• **Task details**
Pull each line holding "document" out of the entries below.

• **Data extract**
..........

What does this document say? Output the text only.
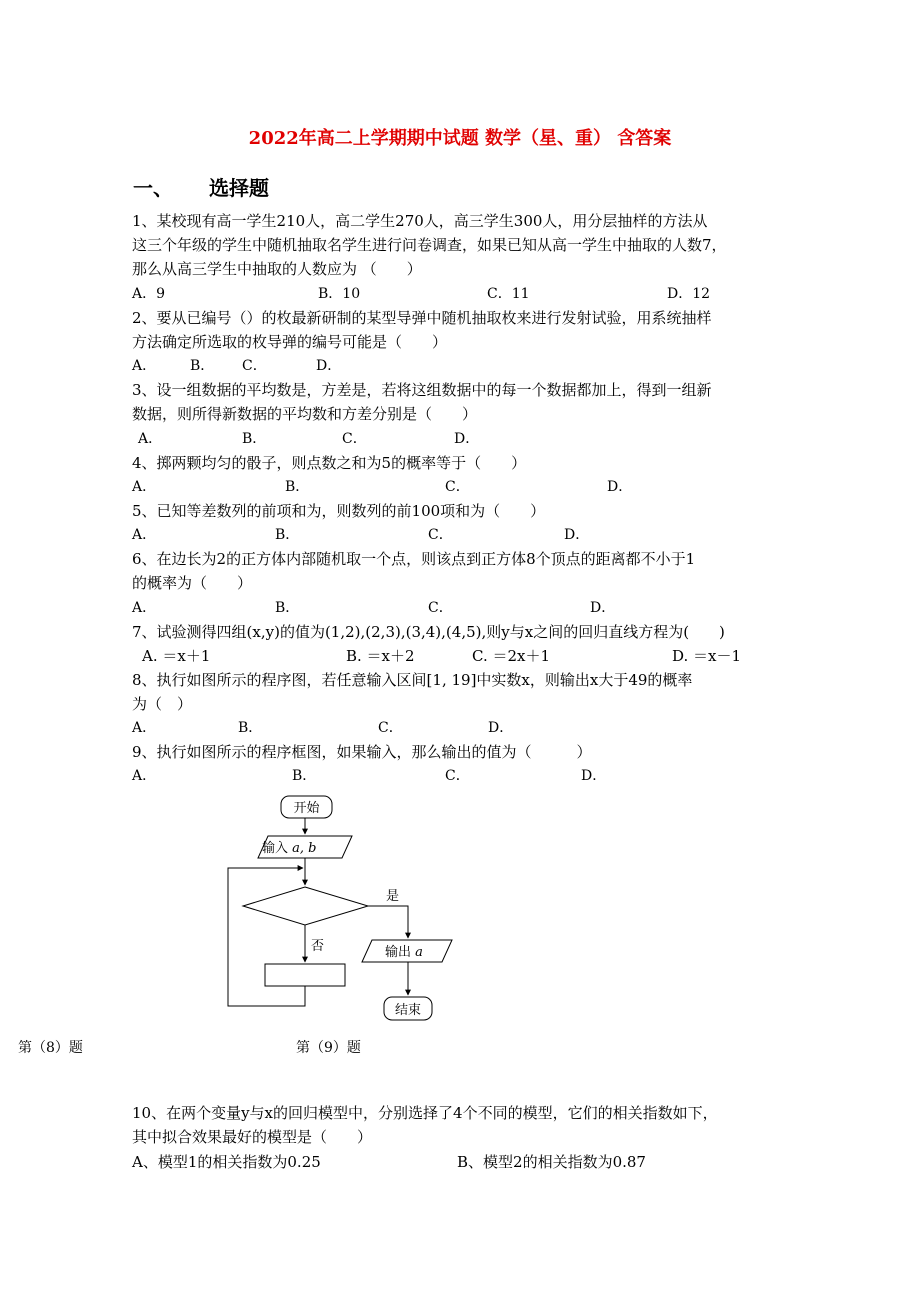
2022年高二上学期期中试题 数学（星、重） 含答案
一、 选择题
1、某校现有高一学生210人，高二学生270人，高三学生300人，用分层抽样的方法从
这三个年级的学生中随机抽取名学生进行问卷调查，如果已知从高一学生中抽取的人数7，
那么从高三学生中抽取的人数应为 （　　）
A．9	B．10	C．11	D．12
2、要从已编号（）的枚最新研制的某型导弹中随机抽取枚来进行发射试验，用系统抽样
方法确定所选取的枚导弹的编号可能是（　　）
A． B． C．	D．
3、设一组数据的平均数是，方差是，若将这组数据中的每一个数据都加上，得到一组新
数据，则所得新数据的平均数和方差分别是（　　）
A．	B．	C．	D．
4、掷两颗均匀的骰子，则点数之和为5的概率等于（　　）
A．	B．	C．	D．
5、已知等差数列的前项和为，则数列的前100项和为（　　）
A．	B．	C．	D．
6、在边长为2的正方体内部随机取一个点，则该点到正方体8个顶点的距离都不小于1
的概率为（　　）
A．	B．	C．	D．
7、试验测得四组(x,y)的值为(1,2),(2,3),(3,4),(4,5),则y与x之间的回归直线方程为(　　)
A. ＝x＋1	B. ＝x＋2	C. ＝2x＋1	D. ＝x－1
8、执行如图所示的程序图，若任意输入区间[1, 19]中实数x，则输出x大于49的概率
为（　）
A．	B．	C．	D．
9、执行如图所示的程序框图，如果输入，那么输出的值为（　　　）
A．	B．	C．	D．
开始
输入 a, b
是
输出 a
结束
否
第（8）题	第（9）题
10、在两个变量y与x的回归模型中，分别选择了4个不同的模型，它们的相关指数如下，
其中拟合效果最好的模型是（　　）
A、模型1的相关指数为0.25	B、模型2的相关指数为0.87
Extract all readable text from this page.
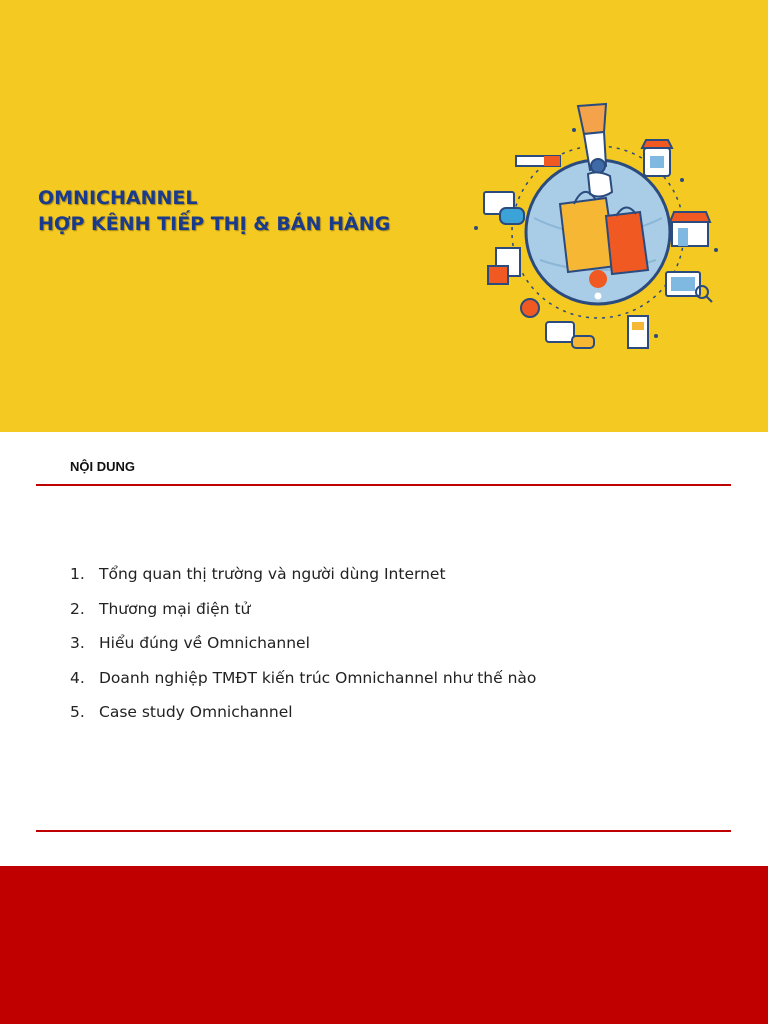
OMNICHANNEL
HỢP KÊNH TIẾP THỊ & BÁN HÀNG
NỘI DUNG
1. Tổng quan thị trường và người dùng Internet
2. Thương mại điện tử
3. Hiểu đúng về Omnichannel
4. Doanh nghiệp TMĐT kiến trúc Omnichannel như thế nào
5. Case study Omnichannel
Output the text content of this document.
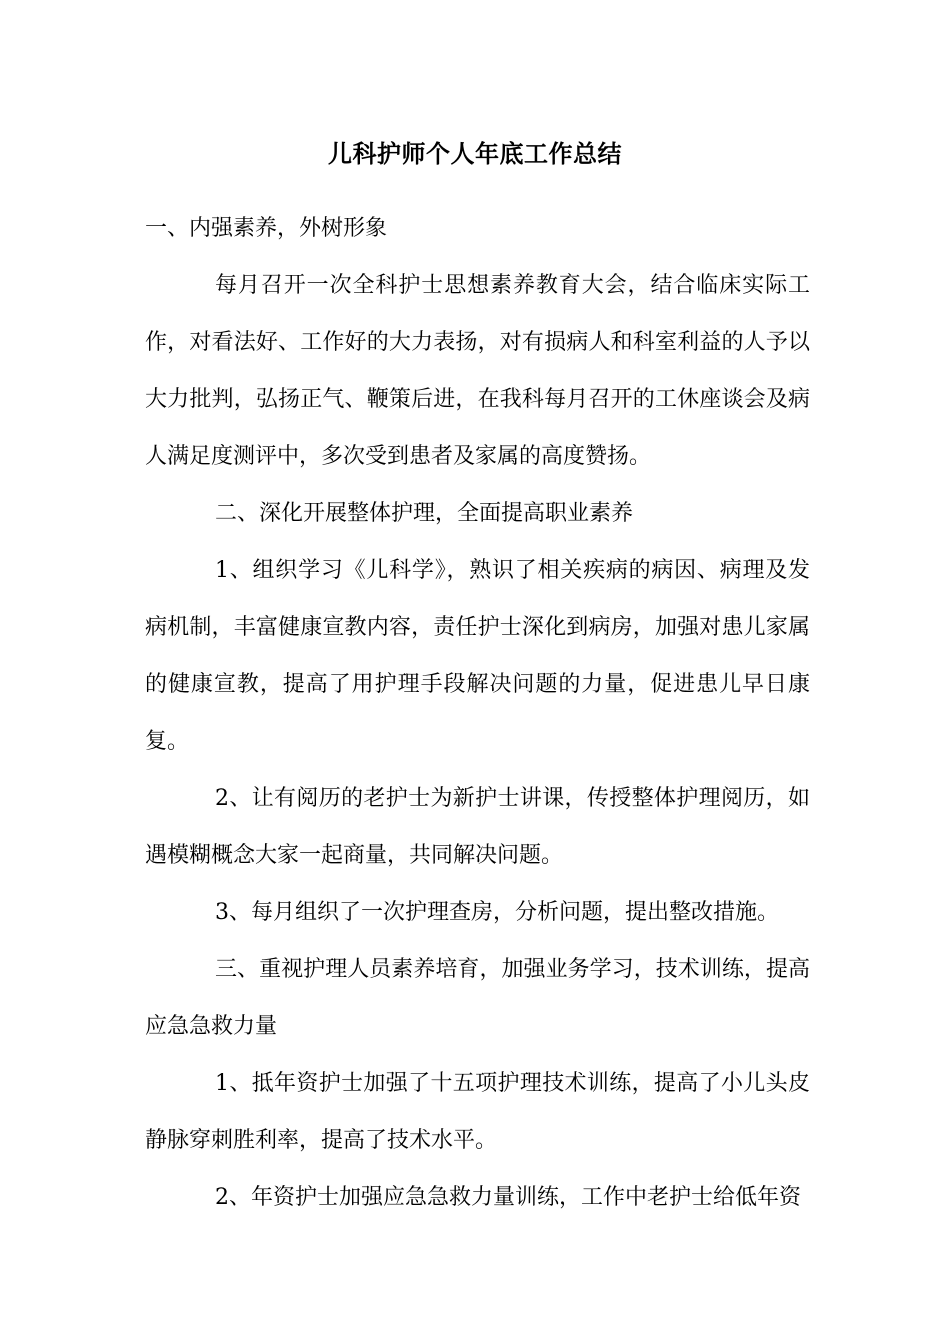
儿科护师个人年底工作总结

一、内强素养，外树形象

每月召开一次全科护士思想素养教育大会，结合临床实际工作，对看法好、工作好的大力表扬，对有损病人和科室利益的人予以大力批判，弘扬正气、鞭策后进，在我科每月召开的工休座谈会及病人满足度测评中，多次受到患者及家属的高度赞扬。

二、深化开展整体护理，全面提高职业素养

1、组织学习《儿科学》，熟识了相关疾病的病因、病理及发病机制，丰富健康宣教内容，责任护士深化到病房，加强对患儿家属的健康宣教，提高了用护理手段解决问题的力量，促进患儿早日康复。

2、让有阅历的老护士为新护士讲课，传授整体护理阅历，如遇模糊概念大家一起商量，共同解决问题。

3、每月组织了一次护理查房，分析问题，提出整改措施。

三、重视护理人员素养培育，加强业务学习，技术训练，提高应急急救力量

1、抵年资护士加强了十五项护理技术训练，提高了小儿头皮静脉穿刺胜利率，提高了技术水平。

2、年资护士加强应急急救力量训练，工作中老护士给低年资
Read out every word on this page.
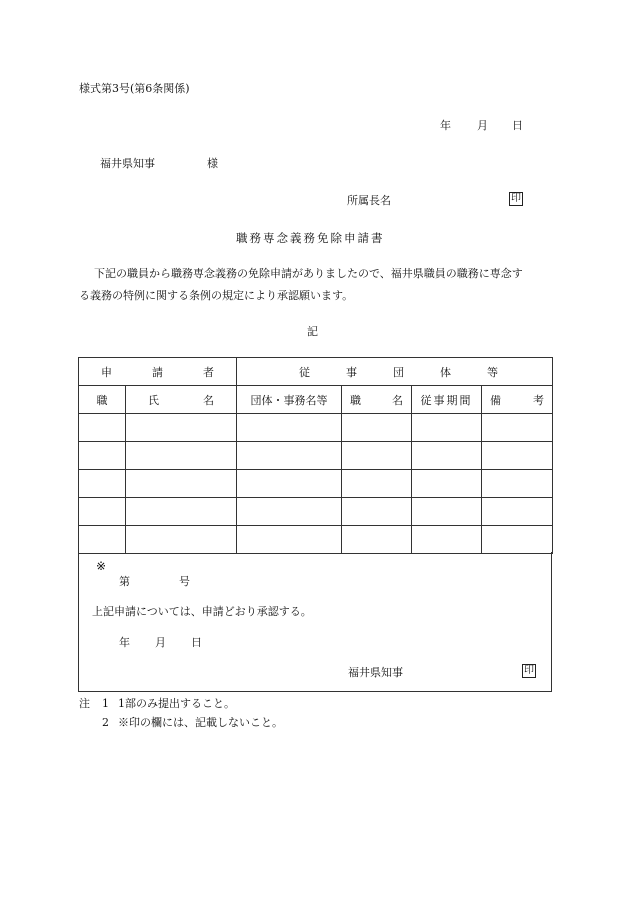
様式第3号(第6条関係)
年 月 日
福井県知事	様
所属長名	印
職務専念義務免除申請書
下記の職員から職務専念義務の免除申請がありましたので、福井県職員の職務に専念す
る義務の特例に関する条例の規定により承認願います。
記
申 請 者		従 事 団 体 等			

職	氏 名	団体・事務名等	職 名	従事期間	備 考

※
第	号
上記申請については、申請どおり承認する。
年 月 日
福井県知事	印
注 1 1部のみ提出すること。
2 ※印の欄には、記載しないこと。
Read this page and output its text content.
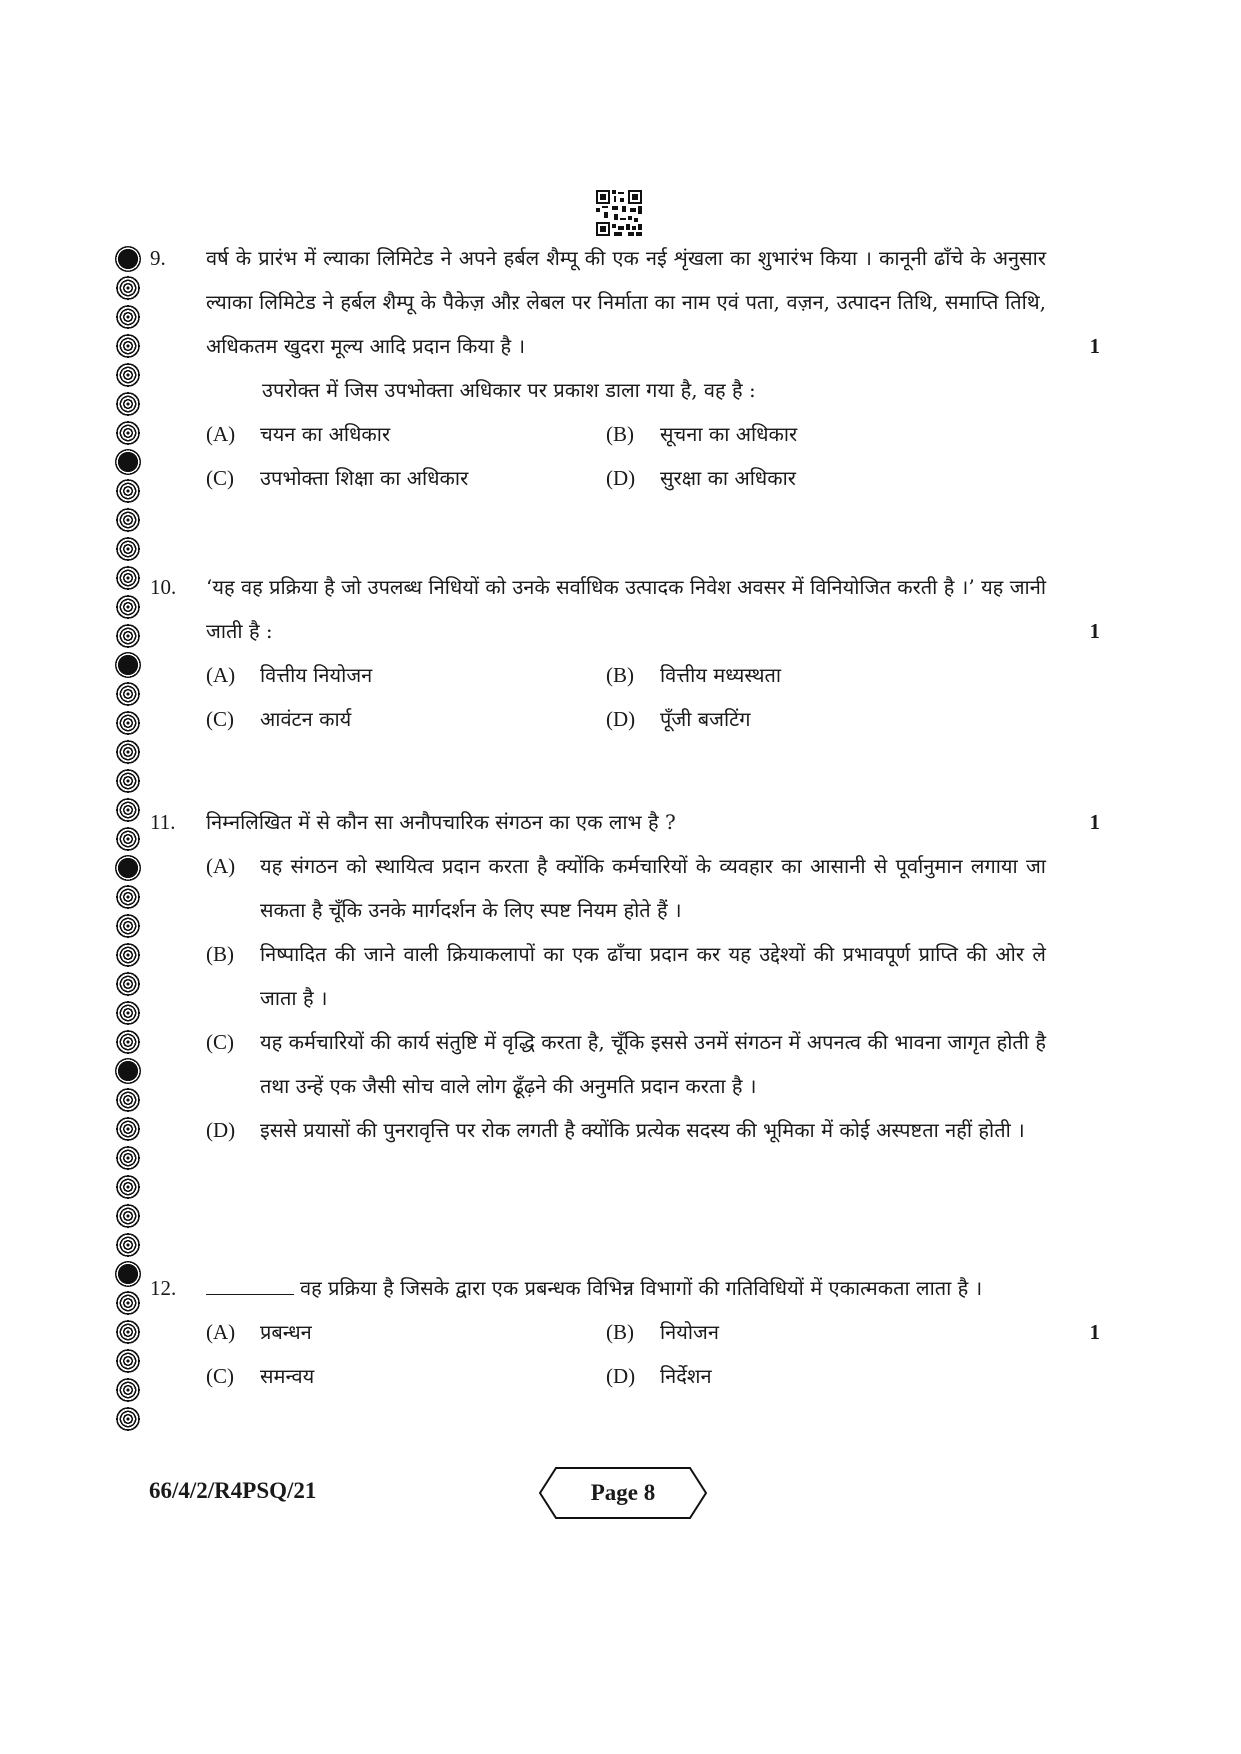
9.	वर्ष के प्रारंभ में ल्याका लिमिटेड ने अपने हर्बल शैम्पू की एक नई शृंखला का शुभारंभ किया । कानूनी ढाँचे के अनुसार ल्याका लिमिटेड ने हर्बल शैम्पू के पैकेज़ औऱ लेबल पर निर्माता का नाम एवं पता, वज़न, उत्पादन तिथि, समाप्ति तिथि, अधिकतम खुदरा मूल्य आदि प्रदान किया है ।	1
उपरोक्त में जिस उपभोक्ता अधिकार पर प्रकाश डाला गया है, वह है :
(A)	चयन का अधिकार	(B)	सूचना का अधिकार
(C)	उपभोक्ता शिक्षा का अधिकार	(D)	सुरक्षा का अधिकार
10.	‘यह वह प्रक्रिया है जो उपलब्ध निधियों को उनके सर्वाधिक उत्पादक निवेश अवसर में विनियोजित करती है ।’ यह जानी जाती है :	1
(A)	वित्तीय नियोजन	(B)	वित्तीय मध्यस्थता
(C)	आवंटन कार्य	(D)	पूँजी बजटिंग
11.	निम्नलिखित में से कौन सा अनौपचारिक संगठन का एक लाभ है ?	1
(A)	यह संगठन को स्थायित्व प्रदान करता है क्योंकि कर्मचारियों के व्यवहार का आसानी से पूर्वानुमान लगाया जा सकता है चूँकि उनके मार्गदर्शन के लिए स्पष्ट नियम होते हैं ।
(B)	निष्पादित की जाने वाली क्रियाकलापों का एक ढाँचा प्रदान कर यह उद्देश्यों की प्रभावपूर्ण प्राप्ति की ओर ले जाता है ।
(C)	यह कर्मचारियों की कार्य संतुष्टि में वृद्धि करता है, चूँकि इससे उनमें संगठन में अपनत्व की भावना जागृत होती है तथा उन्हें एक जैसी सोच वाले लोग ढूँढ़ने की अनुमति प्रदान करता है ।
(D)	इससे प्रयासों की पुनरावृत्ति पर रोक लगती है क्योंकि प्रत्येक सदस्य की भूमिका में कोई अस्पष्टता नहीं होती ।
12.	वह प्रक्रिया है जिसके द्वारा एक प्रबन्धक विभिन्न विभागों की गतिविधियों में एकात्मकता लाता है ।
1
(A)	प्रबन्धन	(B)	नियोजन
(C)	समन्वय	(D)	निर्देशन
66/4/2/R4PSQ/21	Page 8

..........

• **Task response**
What does this document say? Output the text only.
Output the text content of this document.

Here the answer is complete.